QUOTED PASSAGE
Good things come in small packages

Nordic Preserves Fish & Wildlife Company serves up the flavors of Scandinavia from a stall in New York’s historic Essex Street Market

Smoked salmon quiche from Nordic Preserves Fish & Wildlife Co.

Photo: Marcus Santos / NY Daily News
Smoked salmon quiche with red onion is just one of the lunch (brunch?) items available at Nordic Preserves Fish & Wildlife Co.

Victoria Hofmo
Brooklyn, N.Y.

Although I am a native New Yorker, I have to confess that I only recently visited the historic Essex Street Market for the first time. This market opened in 1940, through the vision of Mayor Fiorello H. LaGuardia and funds from the WPA. In its heyday it boasted 475 vendors.

Today, this charming indoor abode for purveyors of chow continues to serve residents and businesses. Besides vendors offering cuisine such as bread, cheese, poultry, meat, produce, and spices, one can also get a haircut and enjoy art at the Cuchifritos Gallery & Project Space. Prepared food is also available; a variety of delights reflect the consumable delicacies of many of the cultures that inhabit New York: Japanese, Mexican, Italian, and even Scandinavian.

Nordic Preserves Fish & Wildlife Company offers Scandinavian delectables. The name is a mouthful, but the market space is tiny. And it is amazing, if not almost a sleight of hand, how they are able to provide the quantity and variety of fare they offer. As stated in the market’s directory, “They serve everything Swedish style including Swedish meatballs, Scandinavian-style hot dogs, smoked eel, toast skagen, traditional herring, soups, elderberry soda, and much more.” Annika Sundvik, one of the owners, was interviewed in the NYCEDC blog in 2012 and listed some of the company’s other specialties. “We sell homemade herrings as well as cured and smoked fish such as gravlax. We also hand-roll Swedish meatballs and bake cardamom cakes and crisp breads.”

Sundvik has run this business since 2012 with her two partners, Lu Ratunil and John Lavelle. Their creation has been well received. They also offer catering services and their food can also be eaten at the popular annual Midsummer Festival in New York.

The day I visited Nordic Preserves, the friendly and easygoing Ratunil was there and we spoke about the logistics of preparing the food in the building’s kitchen. Hailing from the Philippines, Ratunil often experiments and incorporates spices and twists found in his culture.

Photo: Paula C. / Yelp
The Caribou head, Vesh, rules over the tiny space NPFWC has managed to fill to the brim with imports and homemade Scandinavian foods.

This is not Sundvik’s first food emporium in New York. She, along with Ratunil and Lavelle, ran a very funky Scandinavian restaurant and bar, right around the corner from this market booth, called Good World Bar and Grill. It was always packed, had a great backyard scene, and it was here that I first experienced Pytt i Panna. This dish was described to me by a Swedish friend as one that combines leftovers as a means to be frugal by preventing waste, and the version I tasted had an egg on top.

In the same blog earlier noted, Sundvik was asked about her favorite memory. She replied, “When I [still] had my restaurant together with the Block Association, I closed off the stall for a week each Christmas and held a Nordic Christmas Market on Orchard Street between Canal and Division. I would set up stalls and invite local vendors to sell their wares in the showing room.”

DATA EXCERPT
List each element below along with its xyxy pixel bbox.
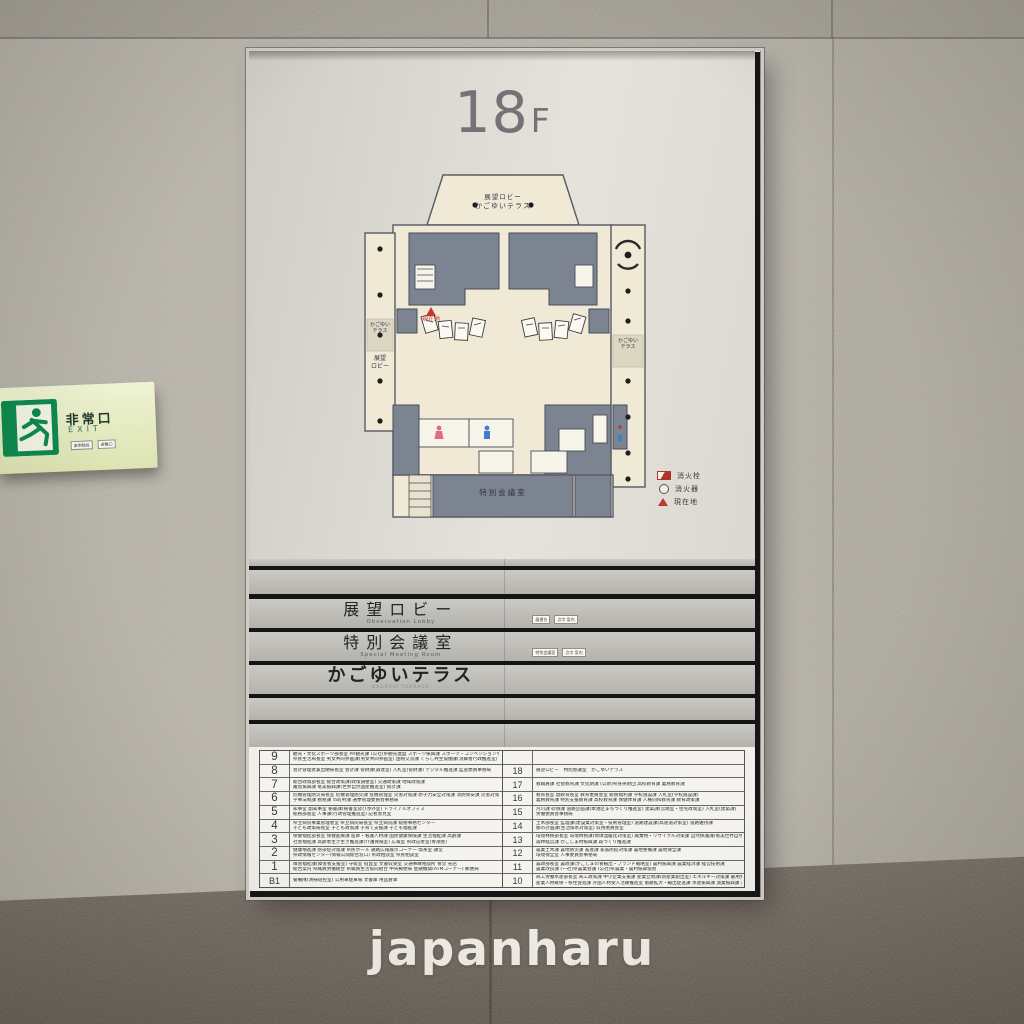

EXERCISE TASK
According to the article on Nordic Preserves Fish & Wildlife Company, how many vendors did the Essex Street Market have in its heyday?

EXERCISE RESULT
475 vendors.